* begin Entries *

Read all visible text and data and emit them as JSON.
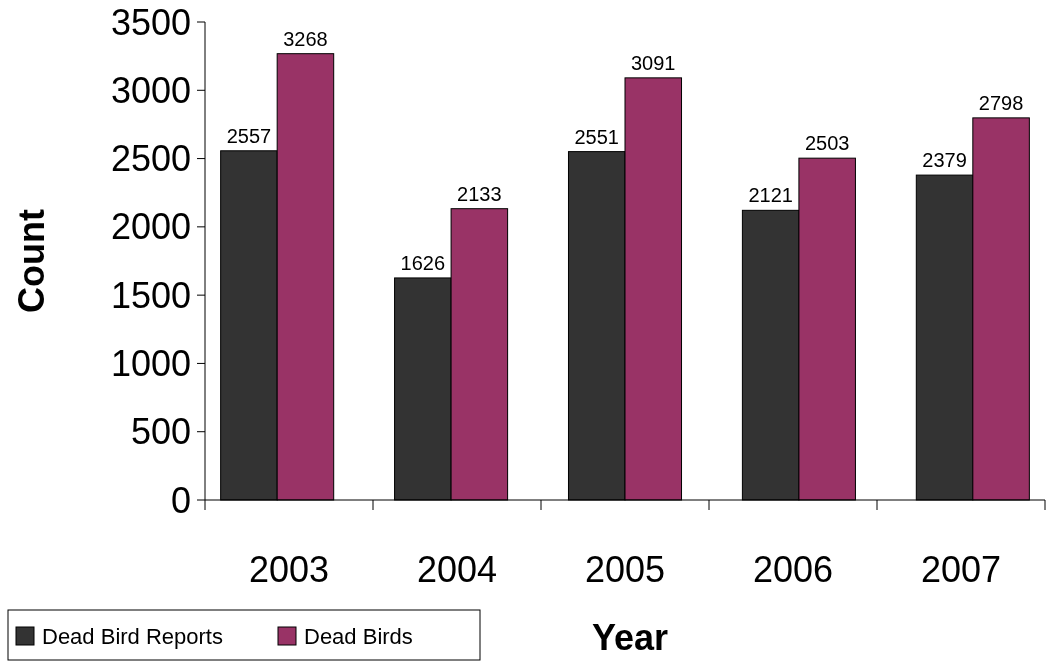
{
  "chart_data": {
    "type": "bar",
    "xlabel": "Year",
    "ylabel": "Count",
    "categories": [
      "2003",
      "2004",
      "2005",
      "2006",
      "2007"
    ],
    "series": [
      {
        "name": "Dead Bird Reports",
        "color": "#333333",
        "values": [
          2557,
          1626,
          2551,
          2121,
          2379
        ]
      },
      {
        "name": "Dead Birds",
        "color": "#993366",
        "values": [
          3268,
          2133,
          3091,
          2503,
          2798
        ]
      }
    ],
    "ylim": [
      0,
      3500
    ],
    "yticks": [
      0,
      500,
      1000,
      1500,
      2000,
      2500,
      3000,
      3500
    ],
    "grid": false,
    "legend": "bottom left",
    "data_labels": true
  }
}
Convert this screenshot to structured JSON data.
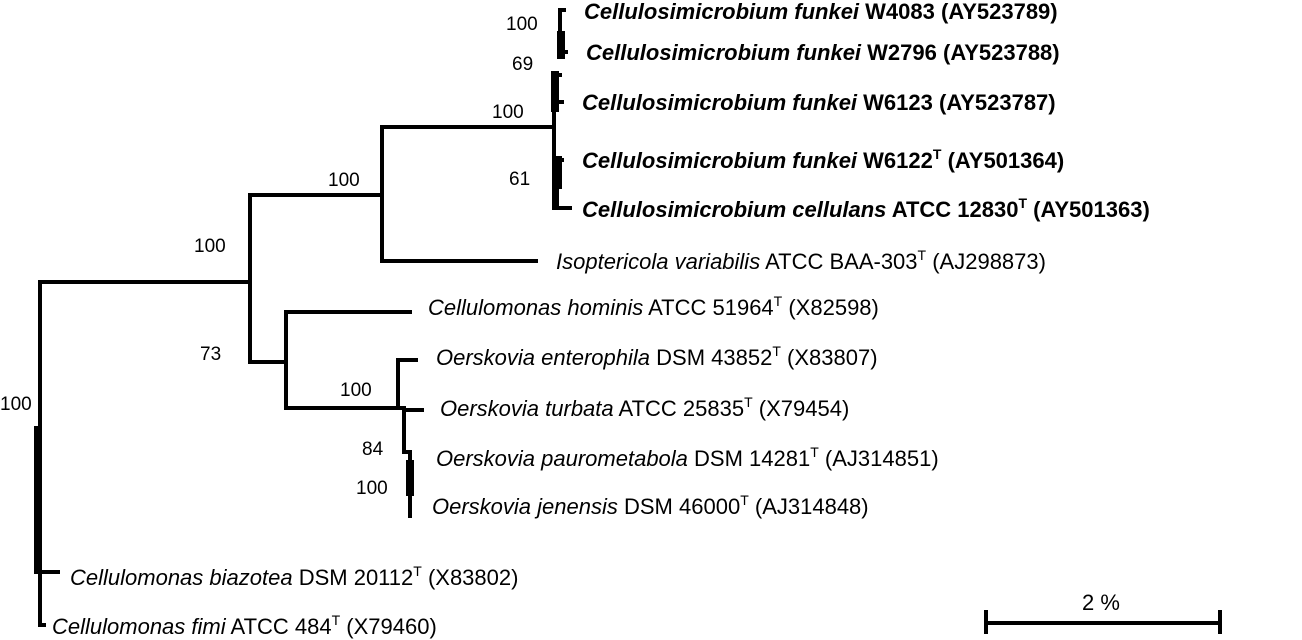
{
  "taxa": [
    {
      "id": "cfunkei-w4083",
      "genus_species": "Cellulosimicrobium funkei",
      "strain": "W4083",
      "type_mark": "",
      "accession": "(AY523789)",
      "bold": true
    },
    {
      "id": "cfunkei-w2796",
      "genus_species": "Cellulosimicrobium funkei",
      "strain": "W2796",
      "type_mark": "",
      "accession": "(AY523788)",
      "bold": true
    },
    {
      "id": "cfunkei-w6123",
      "genus_species": "Cellulosimicrobium funkei",
      "strain": "W6123",
      "type_mark": "",
      "accession": "(AY523787)",
      "bold": true
    },
    {
      "id": "cfunkei-w6122",
      "genus_species": "Cellulosimicrobium funkei",
      "strain": "W6122",
      "type_mark": "T",
      "accession": "(AY501364)",
      "bold": true
    },
    {
      "id": "ccellulans",
      "genus_species": "Cellulosimicrobium cellulans",
      "strain": "ATCC 12830",
      "type_mark": "T",
      "accession": "(AY501363)",
      "bold": true
    },
    {
      "id": "ivariabilis",
      "genus_species": "Isoptericola variabilis",
      "strain": "ATCC BAA-303",
      "type_mark": "T",
      "accession": "(AJ298873)",
      "bold": false
    },
    {
      "id": "chominis",
      "genus_species": "Cellulomonas hominis",
      "strain": "ATCC 51964",
      "type_mark": "T",
      "accession": "(X82598)",
      "bold": false
    },
    {
      "id": "oenterophila",
      "genus_species": "Oerskovia enterophila",
      "strain": "DSM 43852",
      "type_mark": "T",
      "accession": "(X83807)",
      "bold": false
    },
    {
      "id": "oturbata",
      "genus_species": "Oerskovia turbata",
      "strain": "ATCC 25835",
      "type_mark": "T",
      "accession": "(X79454)",
      "bold": false
    },
    {
      "id": "opaurometabola",
      "genus_species": "Oerskovia paurometabola",
      "strain": "DSM 14281",
      "type_mark": "T",
      "accession": "(AJ314851)",
      "bold": false
    },
    {
      "id": "ojenensis",
      "genus_species": "Oerskovia jenensis",
      "strain": "DSM 46000",
      "type_mark": "T",
      "accession": "(AJ314848)",
      "bold": false
    },
    {
      "id": "cbiazotea",
      "genus_species": "Cellulomonas biazotea",
      "strain": "DSM 20112",
      "type_mark": "T",
      "accession": "(X83802)",
      "bold": false
    },
    {
      "id": "cfimi",
      "genus_species": "Cellulomonas fimi",
      "strain": "ATCC 484",
      "type_mark": "T",
      "accession": "(X79460)",
      "bold": false
    }
  ],
  "bootstrap": {
    "cfunkei_w4083_w2796": "100",
    "cfunkei_w6123_group": "69",
    "cellulosimicrobium_clade": "100",
    "w6122_cellulans": "61",
    "cellulosimicrobium_isoptericola": "100",
    "upper_clade": "100",
    "cellulomonas_oerskovia": "73",
    "oerskovia_clade": "100",
    "oerskovia_turbata_group": "84",
    "paurometabola_jenensis": "100",
    "root": "100"
  },
  "scale_bar": {
    "label": "2 %"
  }
}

* end Entries *

What to do: Find the lines above that contain the word "JSON" and collect them.

Answer to the problem:
Read all visible text and data and emit them as JSON.
Convert this screenshot to structured JSON data.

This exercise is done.